Entries taken from a collection
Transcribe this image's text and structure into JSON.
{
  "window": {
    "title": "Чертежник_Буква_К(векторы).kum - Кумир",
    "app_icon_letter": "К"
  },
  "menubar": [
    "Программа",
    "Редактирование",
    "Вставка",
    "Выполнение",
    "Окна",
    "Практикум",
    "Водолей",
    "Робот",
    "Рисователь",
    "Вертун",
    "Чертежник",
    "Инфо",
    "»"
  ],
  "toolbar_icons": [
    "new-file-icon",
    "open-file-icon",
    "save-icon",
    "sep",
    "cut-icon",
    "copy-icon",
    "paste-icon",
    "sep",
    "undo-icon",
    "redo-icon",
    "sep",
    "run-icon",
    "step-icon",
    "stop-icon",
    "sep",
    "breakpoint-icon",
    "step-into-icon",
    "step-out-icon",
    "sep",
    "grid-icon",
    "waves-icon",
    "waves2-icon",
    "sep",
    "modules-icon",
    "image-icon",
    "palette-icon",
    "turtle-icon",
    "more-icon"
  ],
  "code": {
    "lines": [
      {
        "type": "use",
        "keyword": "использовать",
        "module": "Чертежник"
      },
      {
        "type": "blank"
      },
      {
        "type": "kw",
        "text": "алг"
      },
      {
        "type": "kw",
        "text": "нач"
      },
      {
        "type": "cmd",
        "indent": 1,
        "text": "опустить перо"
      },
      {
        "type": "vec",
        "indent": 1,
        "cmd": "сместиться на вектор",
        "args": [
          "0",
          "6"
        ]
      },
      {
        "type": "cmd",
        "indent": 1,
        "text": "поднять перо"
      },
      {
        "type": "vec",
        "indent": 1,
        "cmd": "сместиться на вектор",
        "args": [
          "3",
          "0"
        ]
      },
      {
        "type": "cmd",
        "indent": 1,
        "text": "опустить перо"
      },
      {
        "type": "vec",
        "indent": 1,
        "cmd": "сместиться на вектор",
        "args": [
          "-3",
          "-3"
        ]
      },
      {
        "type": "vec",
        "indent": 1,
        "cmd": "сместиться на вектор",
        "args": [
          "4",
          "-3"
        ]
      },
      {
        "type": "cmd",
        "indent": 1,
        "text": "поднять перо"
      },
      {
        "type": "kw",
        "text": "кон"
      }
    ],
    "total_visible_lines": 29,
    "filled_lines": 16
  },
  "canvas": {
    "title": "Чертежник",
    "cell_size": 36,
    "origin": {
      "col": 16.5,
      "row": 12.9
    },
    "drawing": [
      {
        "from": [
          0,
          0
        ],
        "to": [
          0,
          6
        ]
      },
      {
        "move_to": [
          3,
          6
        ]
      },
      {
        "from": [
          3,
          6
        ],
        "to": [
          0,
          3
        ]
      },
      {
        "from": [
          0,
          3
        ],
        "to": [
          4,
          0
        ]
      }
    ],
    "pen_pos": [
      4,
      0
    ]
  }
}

#### Task details:
Using the entries above, return each line in which the word "text" occurs.

#### Exercise output:
Transcribe this image's text and structure into JSON.
        "text": "алг"
        "text": "нач"
        "text": "опустить перо"
        "text": "поднять перо"
        "text": "опустить перо"
        "text": "поднять перо"
        "text": "кон"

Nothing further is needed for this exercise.